>> BEGIN

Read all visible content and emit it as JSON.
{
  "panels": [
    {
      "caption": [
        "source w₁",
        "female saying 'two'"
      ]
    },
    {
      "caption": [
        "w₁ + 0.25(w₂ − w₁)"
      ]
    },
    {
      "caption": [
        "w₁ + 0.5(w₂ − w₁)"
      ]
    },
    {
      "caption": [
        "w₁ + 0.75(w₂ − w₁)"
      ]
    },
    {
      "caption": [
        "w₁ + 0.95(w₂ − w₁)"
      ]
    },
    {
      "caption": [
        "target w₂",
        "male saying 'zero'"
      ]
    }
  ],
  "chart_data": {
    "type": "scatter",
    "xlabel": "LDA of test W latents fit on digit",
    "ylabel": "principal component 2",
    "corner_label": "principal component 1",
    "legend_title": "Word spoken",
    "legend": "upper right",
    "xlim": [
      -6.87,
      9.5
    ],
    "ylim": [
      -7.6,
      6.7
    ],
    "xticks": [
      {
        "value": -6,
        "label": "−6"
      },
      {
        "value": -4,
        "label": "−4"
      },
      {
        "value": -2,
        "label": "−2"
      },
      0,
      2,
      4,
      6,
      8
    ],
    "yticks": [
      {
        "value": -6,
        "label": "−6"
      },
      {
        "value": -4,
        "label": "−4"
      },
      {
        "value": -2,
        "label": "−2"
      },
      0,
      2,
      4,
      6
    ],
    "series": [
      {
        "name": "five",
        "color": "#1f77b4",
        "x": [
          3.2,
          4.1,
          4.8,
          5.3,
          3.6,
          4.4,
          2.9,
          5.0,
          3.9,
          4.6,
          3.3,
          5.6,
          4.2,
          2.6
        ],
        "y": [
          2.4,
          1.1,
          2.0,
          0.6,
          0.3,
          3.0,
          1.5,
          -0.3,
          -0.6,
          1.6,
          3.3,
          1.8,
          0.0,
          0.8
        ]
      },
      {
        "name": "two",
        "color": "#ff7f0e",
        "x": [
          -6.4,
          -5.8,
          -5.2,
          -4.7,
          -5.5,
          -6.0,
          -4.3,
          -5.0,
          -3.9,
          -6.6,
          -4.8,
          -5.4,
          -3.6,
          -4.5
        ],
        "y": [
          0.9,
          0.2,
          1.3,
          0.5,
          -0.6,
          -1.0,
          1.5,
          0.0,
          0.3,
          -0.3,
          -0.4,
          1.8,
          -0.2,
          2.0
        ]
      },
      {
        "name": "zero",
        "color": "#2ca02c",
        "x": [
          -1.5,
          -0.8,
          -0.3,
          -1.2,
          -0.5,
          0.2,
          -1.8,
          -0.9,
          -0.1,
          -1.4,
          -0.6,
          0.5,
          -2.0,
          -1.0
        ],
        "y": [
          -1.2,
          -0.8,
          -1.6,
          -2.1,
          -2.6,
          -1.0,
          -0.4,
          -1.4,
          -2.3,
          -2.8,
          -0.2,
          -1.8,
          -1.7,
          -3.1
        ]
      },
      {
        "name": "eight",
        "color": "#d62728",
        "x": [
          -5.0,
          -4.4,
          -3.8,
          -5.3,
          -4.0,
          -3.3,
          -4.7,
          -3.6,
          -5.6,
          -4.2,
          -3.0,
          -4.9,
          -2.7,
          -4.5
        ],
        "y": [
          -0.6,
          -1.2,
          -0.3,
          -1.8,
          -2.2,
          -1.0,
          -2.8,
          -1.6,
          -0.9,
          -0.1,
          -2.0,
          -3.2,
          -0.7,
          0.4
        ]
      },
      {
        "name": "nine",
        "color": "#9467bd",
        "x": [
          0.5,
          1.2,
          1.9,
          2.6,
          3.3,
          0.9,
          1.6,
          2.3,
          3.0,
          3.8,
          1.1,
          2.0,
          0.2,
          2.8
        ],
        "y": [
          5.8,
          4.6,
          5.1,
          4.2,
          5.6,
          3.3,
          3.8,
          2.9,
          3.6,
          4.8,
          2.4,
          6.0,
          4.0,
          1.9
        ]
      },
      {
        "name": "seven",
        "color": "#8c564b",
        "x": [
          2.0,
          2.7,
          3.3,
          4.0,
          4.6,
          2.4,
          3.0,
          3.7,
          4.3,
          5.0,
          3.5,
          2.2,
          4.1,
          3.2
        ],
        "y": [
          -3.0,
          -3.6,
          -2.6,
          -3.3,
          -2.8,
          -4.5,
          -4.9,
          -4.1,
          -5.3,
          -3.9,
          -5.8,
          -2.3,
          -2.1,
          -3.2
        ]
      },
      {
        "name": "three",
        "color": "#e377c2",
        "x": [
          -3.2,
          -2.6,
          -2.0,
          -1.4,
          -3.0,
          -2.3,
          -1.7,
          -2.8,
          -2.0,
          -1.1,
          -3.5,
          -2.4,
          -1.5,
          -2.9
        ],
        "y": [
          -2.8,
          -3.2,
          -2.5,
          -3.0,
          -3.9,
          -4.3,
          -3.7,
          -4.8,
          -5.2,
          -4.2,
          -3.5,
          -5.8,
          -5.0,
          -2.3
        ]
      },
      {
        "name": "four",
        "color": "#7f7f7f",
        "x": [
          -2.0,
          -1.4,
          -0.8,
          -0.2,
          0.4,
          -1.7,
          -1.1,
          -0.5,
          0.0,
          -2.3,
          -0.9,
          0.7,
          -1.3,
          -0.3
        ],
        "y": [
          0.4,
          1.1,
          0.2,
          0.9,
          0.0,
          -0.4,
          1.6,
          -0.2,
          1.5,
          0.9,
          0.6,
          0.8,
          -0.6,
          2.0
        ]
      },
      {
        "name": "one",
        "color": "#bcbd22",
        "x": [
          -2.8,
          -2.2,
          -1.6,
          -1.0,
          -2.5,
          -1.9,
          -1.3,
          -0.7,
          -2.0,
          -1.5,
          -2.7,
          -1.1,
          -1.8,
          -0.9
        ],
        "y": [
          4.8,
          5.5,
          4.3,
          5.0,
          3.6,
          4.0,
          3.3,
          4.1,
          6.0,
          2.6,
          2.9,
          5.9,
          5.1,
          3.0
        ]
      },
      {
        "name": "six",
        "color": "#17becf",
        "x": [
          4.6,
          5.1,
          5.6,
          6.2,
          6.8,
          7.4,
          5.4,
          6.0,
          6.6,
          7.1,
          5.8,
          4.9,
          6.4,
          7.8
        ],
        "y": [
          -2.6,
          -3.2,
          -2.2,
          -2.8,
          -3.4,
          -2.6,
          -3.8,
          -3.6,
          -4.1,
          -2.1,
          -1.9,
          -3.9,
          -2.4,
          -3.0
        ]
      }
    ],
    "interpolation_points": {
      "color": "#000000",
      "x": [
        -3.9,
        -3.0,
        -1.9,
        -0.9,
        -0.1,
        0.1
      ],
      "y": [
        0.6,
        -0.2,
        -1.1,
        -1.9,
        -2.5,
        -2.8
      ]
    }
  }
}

>> END

Nothing in the data may differ; print all of it exactly as written.

- Exercise solution:
Read all visible content and emit it as JSON.
{
  "panels": [
    {
      "caption": [
        "source w₁",
        "female saying 'two'"
      ]
    },
    {
      "caption": [
        "w₁ + 0.25(w₂ − w₁)"
      ]
    },
    {
      "caption": [
        "w₁ + 0.5(w₂ − w₁)"
      ]
    },
    {
      "caption": [
        "w₁ + 0.75(w₂ − w₁)"
      ]
    },
    {
      "caption": [
        "w₁ + 0.95(w₂ − w₁)"
      ]
    },
    {
      "caption": [
        "target w₂",
        "male saying 'zero'"
      ]
    }
  ],
  "chart_data": {
    "type": "scatter",
    "xlabel": "LDA of test W latents fit on digit",
    "ylabel": "principal component 2",
    "corner_label": "principal component 1",
    "legend_title": "Word spoken",
    "legend": "upper right",
    "xlim": [
      -6.87,
      9.5
    ],
    "ylim": [
      -7.6,
      6.7
    ],
    "xticks": [
      {
        "value": -6,
        "label": "−6"
      },
      {
        "value": -4,
        "label": "−4"
      },
      {
        "value": -2,
        "label": "−2"
      },
      0,
      2,
      4,
      6,
      8
    ],
    "yticks": [
      {
        "value": -6,
        "label": "−6"
      },
      {
        "value": -4,
        "label": "−4"
      },
      {
        "value": -2,
        "label": "−2"
      },
      0,
      2,
      4,
      6
    ],
    "series": [
      {
        "name": "five",
        "color": "#1f77b4",
        "x": [
          3.2,
          4.1,
          4.8,
          5.3,
          3.6,
          4.4,
          2.9,
          5.0,
          3.9,
          4.6,
          3.3,
          5.6,
          4.2,
          2.6
        ],
        "y": [
          2.4,
          1.1,
          2.0,
          0.6,
          0.3,
          3.0,
          1.5,
          -0.3,
          -0.6,
          1.6,
          3.3,
          1.8,
          0.0,
          0.8
        ]
      },
      {
        "name": "two",
        "color": "#ff7f0e",
        "x": [
          -6.4,
          -5.8,
          -5.2,
          -4.7,
          -5.5,
          -6.0,
          -4.3,
          -5.0,
          -3.9,
          -6.6,
          -4.8,
          -5.4,
          -3.6,
          -4.5
        ],
        "y": [
          0.9,
          0.2,
          1.3,
          0.5,
          -0.6,
          -1.0,
          1.5,
          0.0,
          0.3,
          -0.3,
          -0.4,
          1.8,
          -0.2,
          2.0
        ]
      },
      {
        "name": "zero",
        "color": "#2ca02c",
        "x": [
          -1.5,
          -0.8,
          -0.3,
          -1.2,
          -0.5,
          0.2,
          -1.8,
          -0.9,
          -0.1,
          -1.4,
          -0.6,
          0.5,
          -2.0,
          -1.0
        ],
        "y": [
          -1.2,
          -0.8,
          -1.6,
          -2.1,
          -2.6,
          -1.0,
          -0.4,
          -1.4,
          -2.3,
          -2.8,
          -0.2,
          -1.8,
          -1.7,
          -3.1
        ]
      },
      {
        "name": "eight",
        "color": "#d62728",
        "x": [
          -5.0,
          -4.4,
          -3.8,
          -5.3,
          -4.0,
          -3.3,
          -4.7,
          -3.6,
          -5.6,
          -4.2,
          -3.0,
          -4.9,
          -2.7,
          -4.5
        ],
        "y": [
          -0.6,
          -1.2,
          -0.3,
          -1.8,
          -2.2,
          -1.0,
          -2.8,
          -1.6,
          -0.9,
          -0.1,
          -2.0,
          -3.2,
          -0.7,
          0.4
        ]
      },
      {
        "name": "nine",
        "color": "#9467bd",
        "x": [
          0.5,
          1.2,
          1.9,
          2.6,
          3.3,
          0.9,
          1.6,
          2.3,
          3.0,
          3.8,
          1.1,
          2.0,
          0.2,
          2.8
        ],
        "y": [
          5.8,
          4.6,
          5.1,
          4.2,
          5.6,
          3.3,
          3.8,
          2.9,
          3.6,
          4.8,
          2.4,
          6.0,
          4.0,
          1.9
        ]
      },
      {
        "name": "seven",
        "color": "#8c564b",
        "x": [
          2.0,
          2.7,
          3.3,
          4.0,
          4.6,
          2.4,
          3.0,
          3.7,
          4.3,
          5.0,
          3.5,
          2.2,
          4.1,
          3.2
        ],
        "y": [
          -3.0,
          -3.6,
          -2.6,
          -3.3,
          -2.8,
          -4.5,
          -4.9,
          -4.1,
          -5.3,
          -3.9,
          -5.8,
          -2.3,
          -2.1,
          -3.2
        ]
      },
      {
        "name": "three",
        "color": "#e377c2",
        "x": [
          -3.2,
          -2.6,
          -2.0,
          -1.4,
          -3.0,
          -2.3,
          -1.7,
          -2.8,
          -2.0,
          -1.1,
          -3.5,
          -2.4,
          -1.5,
          -2.9
        ],
        "y": [
          -2.8,
          -3.2,
          -2.5,
          -3.0,
          -3.9,
          -4.3,
          -3.7,
          -4.8,
          -5.2,
          -4.2,
          -3.5,
          -5.8,
          -5.0,
          -2.3
        ]
      },
      {
        "name": "four",
        "color": "#7f7f7f",
        "x": [
          -2.0,
          -1.4,
          -0.8,
          -0.2,
          0.4,
          -1.7,
          -1.1,
          -0.5,
          0.0,
          -2.3,
          -0.9,
          0.7,
          -1.3,
          -0.3
        ],
        "y": [
          0.4,
          1.1,
          0.2,
          0.9,
          0.0,
          -0.4,
          1.6,
          -0.2,
          1.5,
          0.9,
          0.6,
          0.8,
          -0.6,
          2.0
        ]
      },
      {
        "name": "one",
        "color": "#bcbd22",
        "x": [
          -2.8,
          -2.2,
          -1.6,
          -1.0,
          -2.5,
          -1.9,
          -1.3,
          -0.7,
          -2.0,
          -1.5,
          -2.7,
          -1.1,
          -1.8,
          -0.9
        ],
        "y": [
          4.8,
          5.5,
          4.3,
          5.0,
          3.6,
          4.0,
          3.3,
          4.1,
          6.0,
          2.6,
          2.9,
          5.9,
          5.1,
          3.0
        ]
      },
      {
        "name": "six",
        "color": "#17becf",
        "x": [
          4.6,
          5.1,
          5.6,
          6.2,
          6.8,
          7.4,
          5.4,
          6.0,
          6.6,
          7.1,
          5.8,
          4.9,
          6.4,
          7.8
        ],
        "y": [
          -2.6,
          -3.2,
          -2.2,
          -2.8,
          -3.4,
          -2.6,
          -3.8,
          -3.6,
          -4.1,
          -2.1,
          -1.9,
          -3.9,
          -2.4,
          -3.0
        ]
      }
    ],
    "interpolation_points": {
      "color": "#000000",
      "x": [
        -3.9,
        -3.0,
        -1.9,
        -0.9,
        -0.1,
        0.1
      ],
      "y": [
        0.6,
        -0.2,
        -1.1,
        -1.9,
        -2.5,
        -2.8
      ]
    }
  }
}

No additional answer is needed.